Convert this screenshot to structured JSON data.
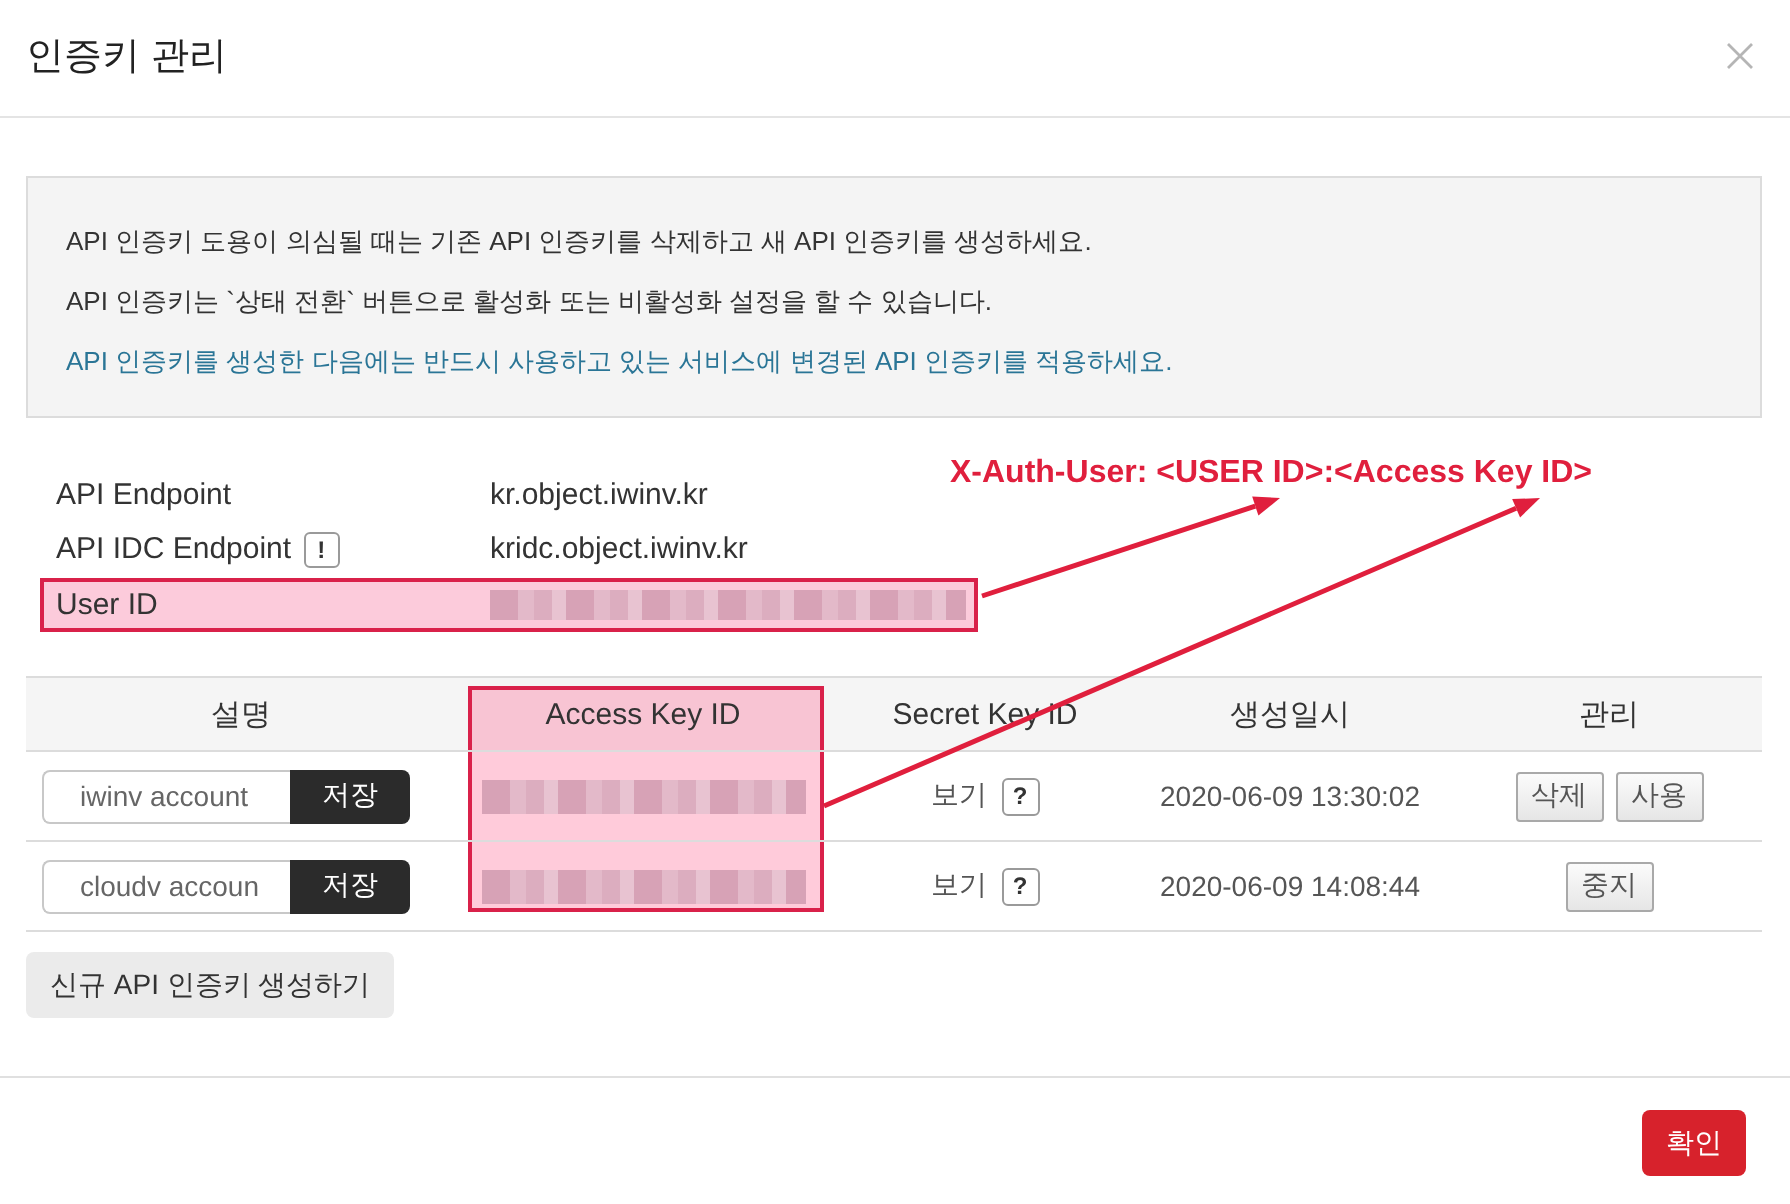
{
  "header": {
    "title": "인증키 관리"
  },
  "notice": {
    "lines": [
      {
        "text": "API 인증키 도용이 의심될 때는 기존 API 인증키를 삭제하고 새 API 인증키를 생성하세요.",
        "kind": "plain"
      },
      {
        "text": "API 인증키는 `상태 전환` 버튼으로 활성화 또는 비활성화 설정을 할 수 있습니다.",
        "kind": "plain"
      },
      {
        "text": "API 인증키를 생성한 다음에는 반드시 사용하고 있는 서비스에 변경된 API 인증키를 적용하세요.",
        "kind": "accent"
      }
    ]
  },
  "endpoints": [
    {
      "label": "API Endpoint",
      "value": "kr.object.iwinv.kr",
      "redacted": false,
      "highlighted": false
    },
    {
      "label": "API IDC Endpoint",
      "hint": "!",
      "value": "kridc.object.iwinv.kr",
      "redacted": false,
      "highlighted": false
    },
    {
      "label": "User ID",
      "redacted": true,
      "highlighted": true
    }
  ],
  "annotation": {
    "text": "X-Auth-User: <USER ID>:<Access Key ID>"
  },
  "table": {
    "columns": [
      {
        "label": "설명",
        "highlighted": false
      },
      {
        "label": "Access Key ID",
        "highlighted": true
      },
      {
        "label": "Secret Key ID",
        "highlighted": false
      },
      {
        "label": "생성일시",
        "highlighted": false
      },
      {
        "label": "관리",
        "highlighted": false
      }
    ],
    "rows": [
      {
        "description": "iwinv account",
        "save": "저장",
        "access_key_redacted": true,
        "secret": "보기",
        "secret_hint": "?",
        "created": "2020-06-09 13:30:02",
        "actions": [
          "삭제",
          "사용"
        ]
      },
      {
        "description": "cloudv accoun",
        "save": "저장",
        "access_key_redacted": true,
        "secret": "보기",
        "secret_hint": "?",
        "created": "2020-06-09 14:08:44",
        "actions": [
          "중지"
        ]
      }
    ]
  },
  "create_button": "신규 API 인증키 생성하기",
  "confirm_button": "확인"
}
□ □ □ □ □
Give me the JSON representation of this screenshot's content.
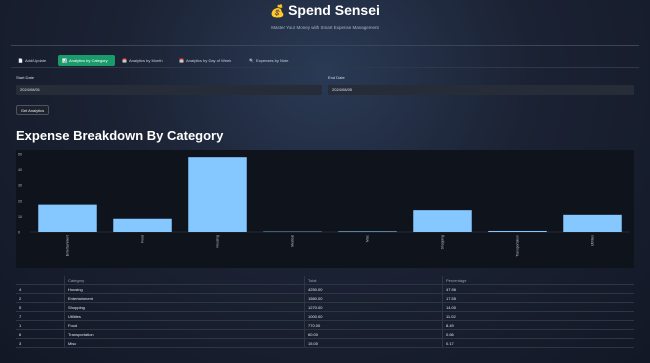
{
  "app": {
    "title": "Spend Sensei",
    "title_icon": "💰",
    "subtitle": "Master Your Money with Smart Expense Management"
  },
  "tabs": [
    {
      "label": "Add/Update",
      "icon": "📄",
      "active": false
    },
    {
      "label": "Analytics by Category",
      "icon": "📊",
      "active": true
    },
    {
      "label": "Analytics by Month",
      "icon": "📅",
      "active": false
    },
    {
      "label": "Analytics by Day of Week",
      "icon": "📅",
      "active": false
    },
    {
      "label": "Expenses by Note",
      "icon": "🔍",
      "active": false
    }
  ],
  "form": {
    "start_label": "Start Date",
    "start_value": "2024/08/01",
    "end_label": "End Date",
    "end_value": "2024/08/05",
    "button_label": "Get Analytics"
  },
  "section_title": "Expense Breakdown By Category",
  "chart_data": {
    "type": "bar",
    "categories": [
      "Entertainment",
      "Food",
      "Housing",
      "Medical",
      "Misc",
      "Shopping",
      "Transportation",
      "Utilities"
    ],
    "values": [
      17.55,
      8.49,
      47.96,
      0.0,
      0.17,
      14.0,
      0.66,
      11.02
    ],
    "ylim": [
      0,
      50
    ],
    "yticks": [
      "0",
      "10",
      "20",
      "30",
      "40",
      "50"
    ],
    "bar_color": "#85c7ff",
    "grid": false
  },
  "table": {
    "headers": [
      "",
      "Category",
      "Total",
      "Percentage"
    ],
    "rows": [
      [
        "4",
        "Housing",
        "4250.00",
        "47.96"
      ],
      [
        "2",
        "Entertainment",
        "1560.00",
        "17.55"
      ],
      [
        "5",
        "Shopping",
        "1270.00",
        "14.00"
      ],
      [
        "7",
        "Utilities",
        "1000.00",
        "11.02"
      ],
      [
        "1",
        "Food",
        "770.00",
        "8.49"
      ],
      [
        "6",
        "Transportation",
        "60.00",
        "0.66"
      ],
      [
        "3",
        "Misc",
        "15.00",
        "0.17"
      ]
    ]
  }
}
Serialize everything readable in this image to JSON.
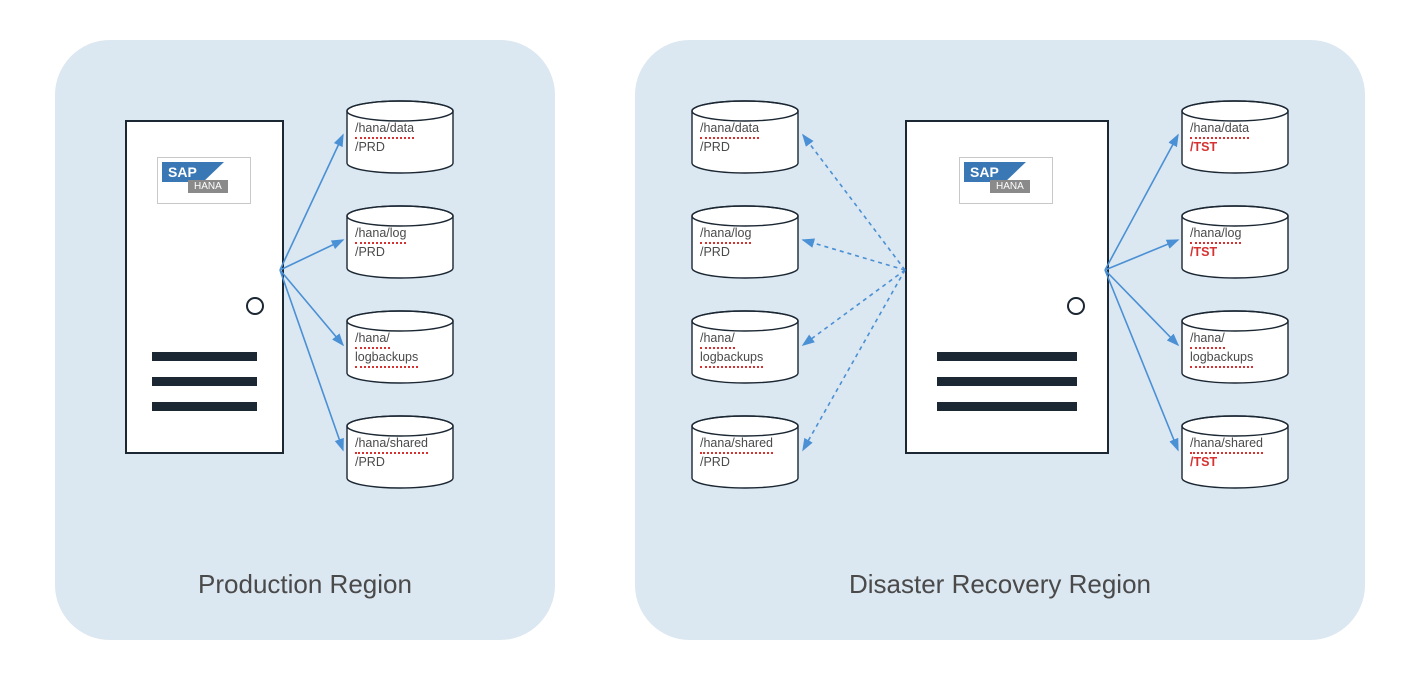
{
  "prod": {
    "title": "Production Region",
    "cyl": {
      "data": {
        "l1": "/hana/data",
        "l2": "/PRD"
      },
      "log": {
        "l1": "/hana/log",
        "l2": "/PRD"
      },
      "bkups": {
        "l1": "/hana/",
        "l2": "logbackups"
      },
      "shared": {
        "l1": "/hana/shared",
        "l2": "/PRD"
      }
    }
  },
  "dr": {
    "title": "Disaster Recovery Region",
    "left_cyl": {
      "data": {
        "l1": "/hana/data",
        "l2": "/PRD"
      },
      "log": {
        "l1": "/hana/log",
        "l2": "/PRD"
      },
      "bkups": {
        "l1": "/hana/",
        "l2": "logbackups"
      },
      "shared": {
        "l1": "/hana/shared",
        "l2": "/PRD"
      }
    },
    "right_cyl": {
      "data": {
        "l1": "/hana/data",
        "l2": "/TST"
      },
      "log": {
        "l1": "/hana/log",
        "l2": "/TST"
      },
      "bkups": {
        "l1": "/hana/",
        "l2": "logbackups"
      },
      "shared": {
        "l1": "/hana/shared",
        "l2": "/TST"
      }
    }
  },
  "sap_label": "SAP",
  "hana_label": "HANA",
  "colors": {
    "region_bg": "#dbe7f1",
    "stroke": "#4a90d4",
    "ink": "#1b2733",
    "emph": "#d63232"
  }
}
□ □ □ □ □
#### STATED GOAL
State the count of lines holding the string "object" in the listing above, and nothing else.

#### EXERCISE RESULT
2